Without the pictures, set down the records below word for word.

Data supplied:
━━━━━━

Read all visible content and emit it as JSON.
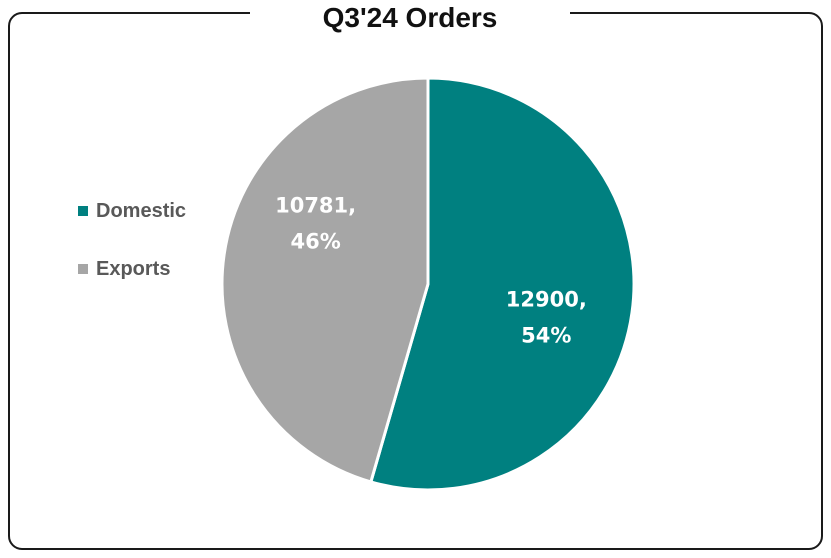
{
  "chart_data": {
    "type": "pie",
    "title": "Q3'24 Orders",
    "categories": [
      "Domestic",
      "Exports"
    ],
    "values": [
      12900,
      10781
    ],
    "percentages": [
      "54%",
      "46%"
    ],
    "data_labels": [
      {
        "line1": "12900,",
        "line2": "54%"
      },
      {
        "line1": "10781,",
        "line2": "46%"
      }
    ],
    "colors": [
      "#008080",
      "#A6A6A6"
    ],
    "label_color": "#FFFFFF",
    "legend_position": "left",
    "start_angle_deg": 0,
    "direction": "clockwise"
  }
}
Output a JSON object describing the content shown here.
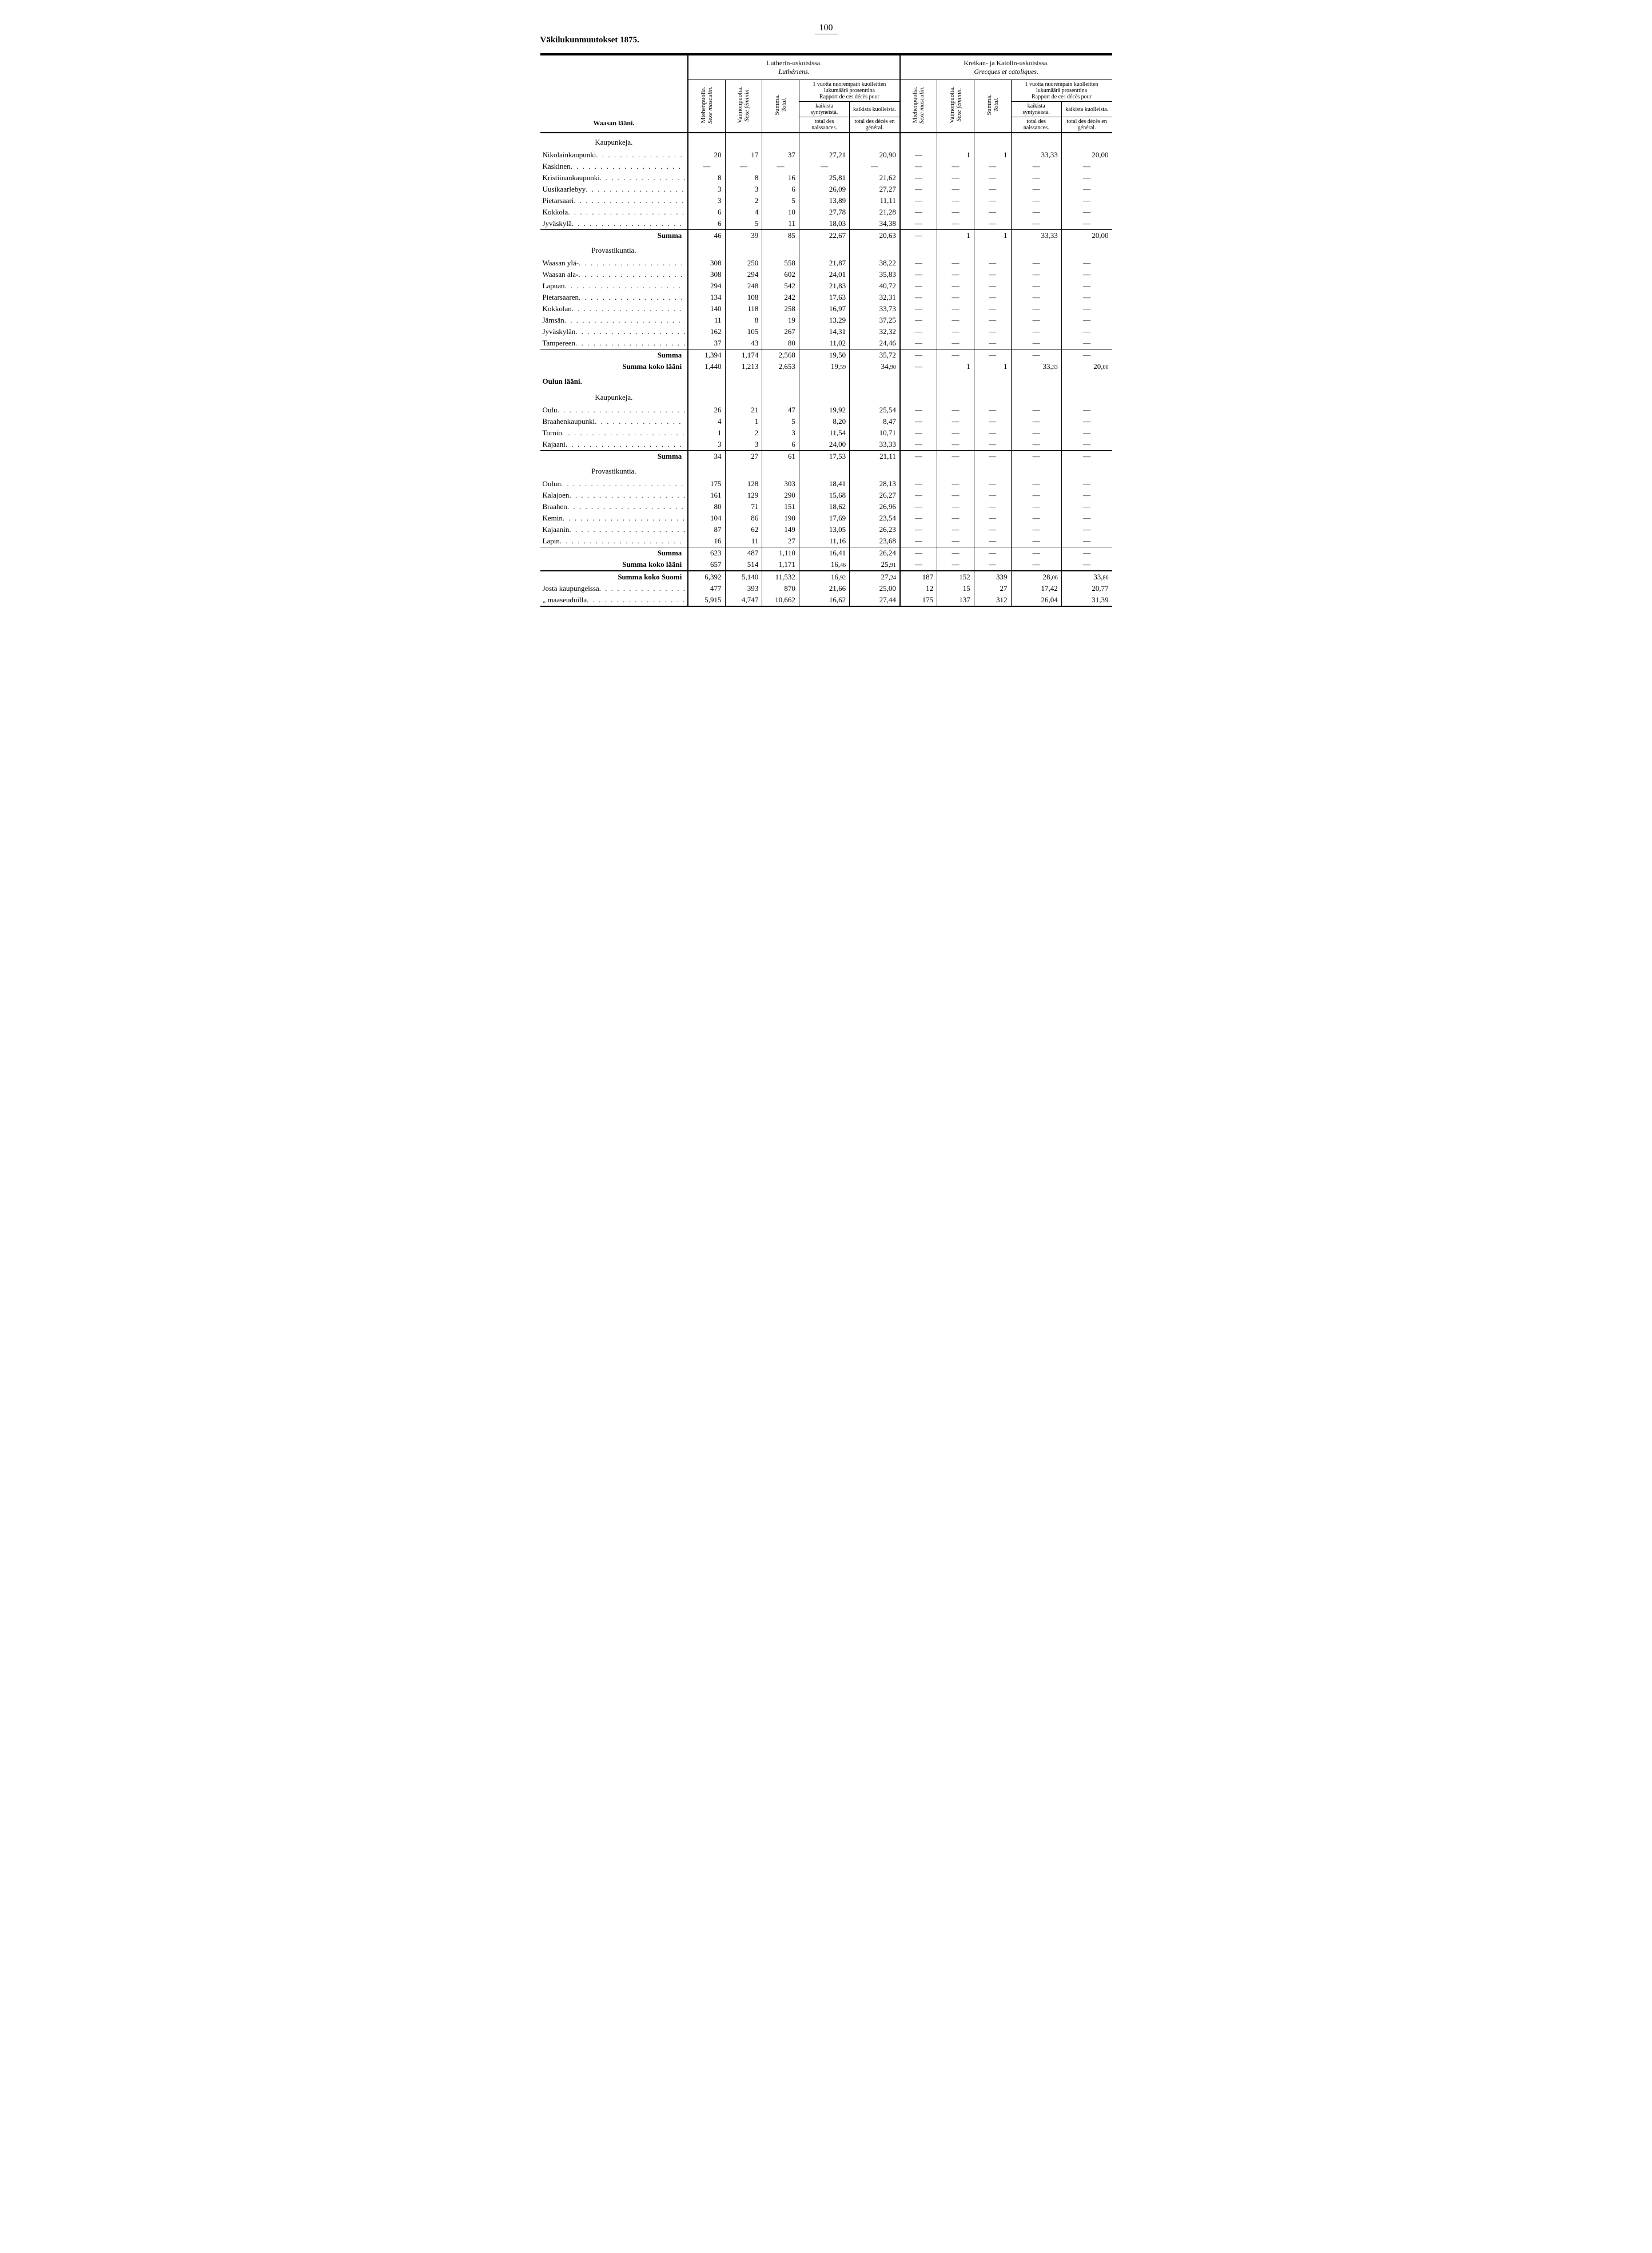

━━━━━━

Complete output:
Read all visible content and emit it as JSON.
{
  "chart_data": {
    "type": "pie",
    "title": "Q3'24 Orders",
    "categories": [
      "Domestic",
      "Exports"
    ],
    "values": [
      12900,
      10781
    ],
    "percentages": [
      "54%",
      "46%"
    ],
    "data_labels": [
      {
        "line1": "12900,",
        "line2": "54%"
      },
      {
        "line1": "10781,",
        "line2": "46%"
      }
    ],
    "colors": [
      "#008080",
      "#A6A6A6"
    ],
    "label_color": "#FFFFFF",
    "legend_position": "left",
    "start_angle_deg": 0,
    "direction": "clockwise"
  }
}
Output a JSON object describing the content shown here.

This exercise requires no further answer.